═════ SUPPLIED DATA

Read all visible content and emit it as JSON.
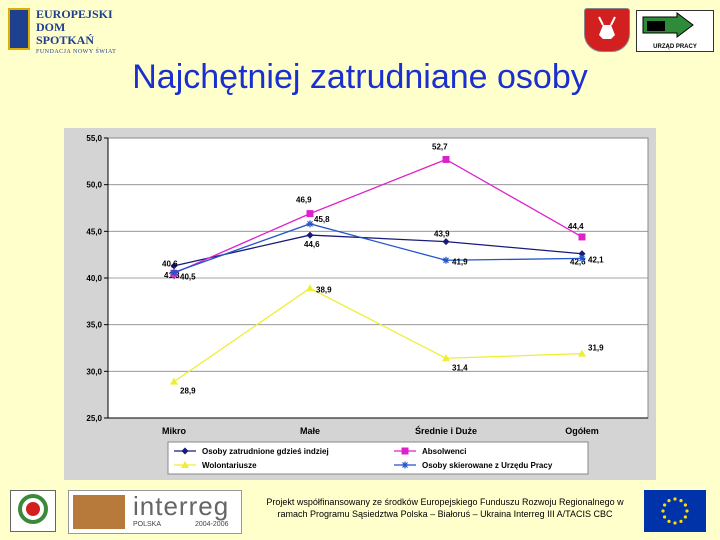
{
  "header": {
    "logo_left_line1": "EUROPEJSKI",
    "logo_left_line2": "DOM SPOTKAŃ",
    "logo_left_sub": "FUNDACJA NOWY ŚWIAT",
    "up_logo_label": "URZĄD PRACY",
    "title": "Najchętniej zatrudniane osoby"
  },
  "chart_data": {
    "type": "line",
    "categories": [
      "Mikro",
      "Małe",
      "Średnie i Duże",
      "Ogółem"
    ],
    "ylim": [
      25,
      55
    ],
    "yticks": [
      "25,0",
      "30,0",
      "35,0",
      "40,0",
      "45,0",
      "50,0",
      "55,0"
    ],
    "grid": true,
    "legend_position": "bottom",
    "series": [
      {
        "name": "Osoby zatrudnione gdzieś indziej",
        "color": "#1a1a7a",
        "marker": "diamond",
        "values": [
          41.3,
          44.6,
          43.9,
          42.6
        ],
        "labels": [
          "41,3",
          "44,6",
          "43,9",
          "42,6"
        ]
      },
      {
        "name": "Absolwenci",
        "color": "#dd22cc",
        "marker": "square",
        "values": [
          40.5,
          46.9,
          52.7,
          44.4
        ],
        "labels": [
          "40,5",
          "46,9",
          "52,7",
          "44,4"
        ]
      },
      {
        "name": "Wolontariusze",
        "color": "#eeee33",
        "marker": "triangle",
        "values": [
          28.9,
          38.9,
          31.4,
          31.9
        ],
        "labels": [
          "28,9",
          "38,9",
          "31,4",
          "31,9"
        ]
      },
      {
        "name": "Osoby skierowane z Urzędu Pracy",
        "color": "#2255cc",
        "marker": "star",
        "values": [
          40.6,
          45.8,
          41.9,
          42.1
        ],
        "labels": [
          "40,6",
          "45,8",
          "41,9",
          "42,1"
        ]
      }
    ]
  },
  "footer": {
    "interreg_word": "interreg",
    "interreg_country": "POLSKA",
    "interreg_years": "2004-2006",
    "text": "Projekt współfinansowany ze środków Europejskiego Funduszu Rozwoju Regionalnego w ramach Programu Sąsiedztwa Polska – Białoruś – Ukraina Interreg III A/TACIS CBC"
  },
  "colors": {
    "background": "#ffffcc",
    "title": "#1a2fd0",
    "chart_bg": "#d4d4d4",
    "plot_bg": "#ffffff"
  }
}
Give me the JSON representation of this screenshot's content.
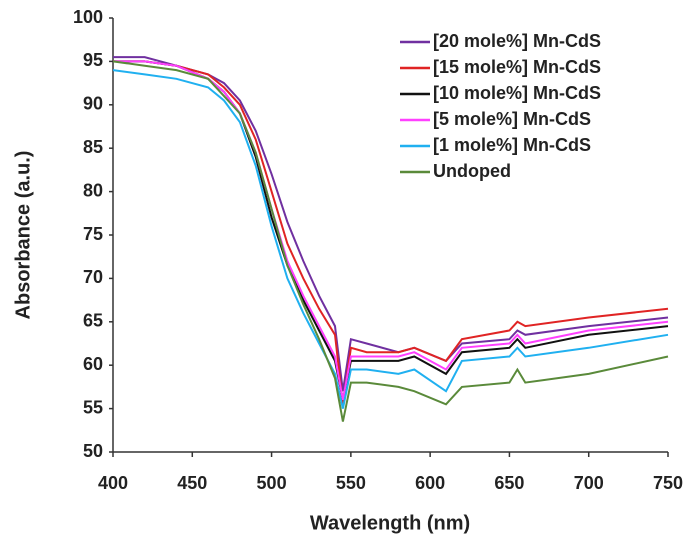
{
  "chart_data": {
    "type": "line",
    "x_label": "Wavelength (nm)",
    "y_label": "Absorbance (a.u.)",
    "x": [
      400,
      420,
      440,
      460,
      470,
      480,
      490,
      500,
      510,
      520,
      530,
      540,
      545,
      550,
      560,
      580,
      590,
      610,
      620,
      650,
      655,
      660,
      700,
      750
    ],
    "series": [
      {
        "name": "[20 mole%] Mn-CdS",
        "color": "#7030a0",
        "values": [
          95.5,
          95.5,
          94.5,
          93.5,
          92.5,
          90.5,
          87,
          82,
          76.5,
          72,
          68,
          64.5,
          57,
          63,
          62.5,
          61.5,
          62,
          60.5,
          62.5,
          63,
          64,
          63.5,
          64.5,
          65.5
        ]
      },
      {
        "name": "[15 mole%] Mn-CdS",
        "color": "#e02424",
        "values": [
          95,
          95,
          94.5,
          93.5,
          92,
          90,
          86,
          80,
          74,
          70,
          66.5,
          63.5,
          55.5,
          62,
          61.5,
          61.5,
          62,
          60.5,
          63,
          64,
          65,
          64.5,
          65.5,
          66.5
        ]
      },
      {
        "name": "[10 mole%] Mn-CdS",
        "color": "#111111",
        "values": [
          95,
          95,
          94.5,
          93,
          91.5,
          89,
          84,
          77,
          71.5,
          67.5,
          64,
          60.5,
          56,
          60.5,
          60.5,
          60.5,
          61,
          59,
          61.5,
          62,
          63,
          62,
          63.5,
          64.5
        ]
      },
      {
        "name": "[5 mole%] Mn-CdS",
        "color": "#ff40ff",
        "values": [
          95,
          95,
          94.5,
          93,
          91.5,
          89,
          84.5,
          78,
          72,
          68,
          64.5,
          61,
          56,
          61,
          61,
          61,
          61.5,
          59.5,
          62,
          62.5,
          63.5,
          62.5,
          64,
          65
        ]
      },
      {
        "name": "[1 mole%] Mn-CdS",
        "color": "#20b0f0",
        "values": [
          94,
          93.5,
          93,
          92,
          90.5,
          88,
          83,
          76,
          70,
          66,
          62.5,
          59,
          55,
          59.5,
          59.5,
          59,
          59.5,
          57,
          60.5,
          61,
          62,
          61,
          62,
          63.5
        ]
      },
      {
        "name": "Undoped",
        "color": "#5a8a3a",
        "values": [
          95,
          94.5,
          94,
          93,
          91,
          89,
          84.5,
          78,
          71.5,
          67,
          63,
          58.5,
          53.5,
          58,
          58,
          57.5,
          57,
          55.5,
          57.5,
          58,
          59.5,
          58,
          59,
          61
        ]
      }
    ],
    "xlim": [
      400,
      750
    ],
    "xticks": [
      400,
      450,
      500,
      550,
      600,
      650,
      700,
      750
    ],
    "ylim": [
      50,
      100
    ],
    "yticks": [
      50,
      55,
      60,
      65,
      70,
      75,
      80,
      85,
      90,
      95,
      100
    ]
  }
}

══════════

## TASK
Produce an exact copy of each line of data, skipping embedded images.

## RESPONSE TO THE TASK
Read all visible content and emit it as JSON.
{
  "header": {
    "logo_left_line1": "EUROPEJSKI",
    "logo_left_line2": "DOM SPOTKAŃ",
    "logo_left_sub": "FUNDACJA NOWY ŚWIAT",
    "up_logo_label": "URZĄD PRACY",
    "title": "Najchętniej zatrudniane osoby"
  },
  "chart_data": {
    "type": "line",
    "categories": [
      "Mikro",
      "Małe",
      "Średnie i Duże",
      "Ogółem"
    ],
    "ylim": [
      25,
      55
    ],
    "yticks": [
      "25,0",
      "30,0",
      "35,0",
      "40,0",
      "45,0",
      "50,0",
      "55,0"
    ],
    "grid": true,
    "legend_position": "bottom",
    "series": [
      {
        "name": "Osoby zatrudnione gdzieś indziej",
        "color": "#1a1a7a",
        "marker": "diamond",
        "values": [
          41.3,
          44.6,
          43.9,
          42.6
        ],
        "labels": [
          "41,3",
          "44,6",
          "43,9",
          "42,6"
        ]
      },
      {
        "name": "Absolwenci",
        "color": "#dd22cc",
        "marker": "square",
        "values": [
          40.5,
          46.9,
          52.7,
          44.4
        ],
        "labels": [
          "40,5",
          "46,9",
          "52,7",
          "44,4"
        ]
      },
      {
        "name": "Wolontariusze",
        "color": "#eeee33",
        "marker": "triangle",
        "values": [
          28.9,
          38.9,
          31.4,
          31.9
        ],
        "labels": [
          "28,9",
          "38,9",
          "31,4",
          "31,9"
        ]
      },
      {
        "name": "Osoby skierowane z Urzędu Pracy",
        "color": "#2255cc",
        "marker": "star",
        "values": [
          40.6,
          45.8,
          41.9,
          42.1
        ],
        "labels": [
          "40,6",
          "45,8",
          "41,9",
          "42,1"
        ]
      }
    ]
  },
  "footer": {
    "interreg_word": "interreg",
    "interreg_country": "POLSKA",
    "interreg_years": "2004-2006",
    "text": "Projekt współfinansowany ze środków Europejskiego Funduszu Rozwoju Regionalnego w ramach Programu Sąsiedztwa Polska – Białoruś – Ukraina Interreg III A/TACIS CBC"
  },
  "colors": {
    "background": "#ffffcc",
    "title": "#1a2fd0",
    "chart_bg": "#d4d4d4",
    "plot_bg": "#ffffff"
  }
}
Give me the JSON representation of this screenshot's content.
{
  "chart_data": {
    "type": "line",
    "x_label": "Wavelength (nm)",
    "y_label": "Absorbance (a.u.)",
    "x": [
      400,
      420,
      440,
      460,
      470,
      480,
      490,
      500,
      510,
      520,
      530,
      540,
      545,
      550,
      560,
      580,
      590,
      610,
      620,
      650,
      655,
      660,
      700,
      750
    ],
    "series": [
      {
        "name": "[20 mole%] Mn-CdS",
        "color": "#7030a0",
        "values": [
          95.5,
          95.5,
          94.5,
          93.5,
          92.5,
          90.5,
          87,
          82,
          76.5,
          72,
          68,
          64.5,
          57,
          63,
          62.5,
          61.5,
          62,
          60.5,
          62.5,
          63,
          64,
          63.5,
          64.5,
          65.5
        ]
      },
      {
        "name": "[15 mole%] Mn-CdS",
        "color": "#e02424",
        "values": [
          95,
          95,
          94.5,
          93.5,
          92,
          90,
          86,
          80,
          74,
          70,
          66.5,
          63.5,
          55.5,
          62,
          61.5,
          61.5,
          62,
          60.5,
          63,
          64,
          65,
          64.5,
          65.5,
          66.5
        ]
      },
      {
        "name": "[10 mole%] Mn-CdS",
        "color": "#111111",
        "values": [
          95,
          95,
          94.5,
          93,
          91.5,
          89,
          84,
          77,
          71.5,
          67.5,
          64,
          60.5,
          56,
          60.5,
          60.5,
          60.5,
          61,
          59,
          61.5,
          62,
          63,
          62,
          63.5,
          64.5
        ]
      },
      {
        "name": "[5 mole%] Mn-CdS",
        "color": "#ff40ff",
        "values": [
          95,
          95,
          94.5,
          93,
          91.5,
          89,
          84.5,
          78,
          72,
          68,
          64.5,
          61,
          56,
          61,
          61,
          61,
          61.5,
          59.5,
          62,
          62.5,
          63.5,
          62.5,
          64,
          65
        ]
      },
      {
        "name": "[1 mole%] Mn-CdS",
        "color": "#20b0f0",
        "values": [
          94,
          93.5,
          93,
          92,
          90.5,
          88,
          83,
          76,
          70,
          66,
          62.5,
          59,
          55,
          59.5,
          59.5,
          59,
          59.5,
          57,
          60.5,
          61,
          62,
          61,
          62,
          63.5
        ]
      },
      {
        "name": "Undoped",
        "color": "#5a8a3a",
        "values": [
          95,
          94.5,
          94,
          93,
          91,
          89,
          84.5,
          78,
          71.5,
          67,
          63,
          58.5,
          53.5,
          58,
          58,
          57.5,
          57,
          55.5,
          57.5,
          58,
          59.5,
          58,
          59,
          61
        ]
      }
    ],
    "xlim": [
      400,
      750
    ],
    "xticks": [
      400,
      450,
      500,
      550,
      600,
      650,
      700,
      750
    ],
    "ylim": [
      50,
      100
    ],
    "yticks": [
      50,
      55,
      60,
      65,
      70,
      75,
      80,
      85,
      90,
      95,
      100
    ]
  }
}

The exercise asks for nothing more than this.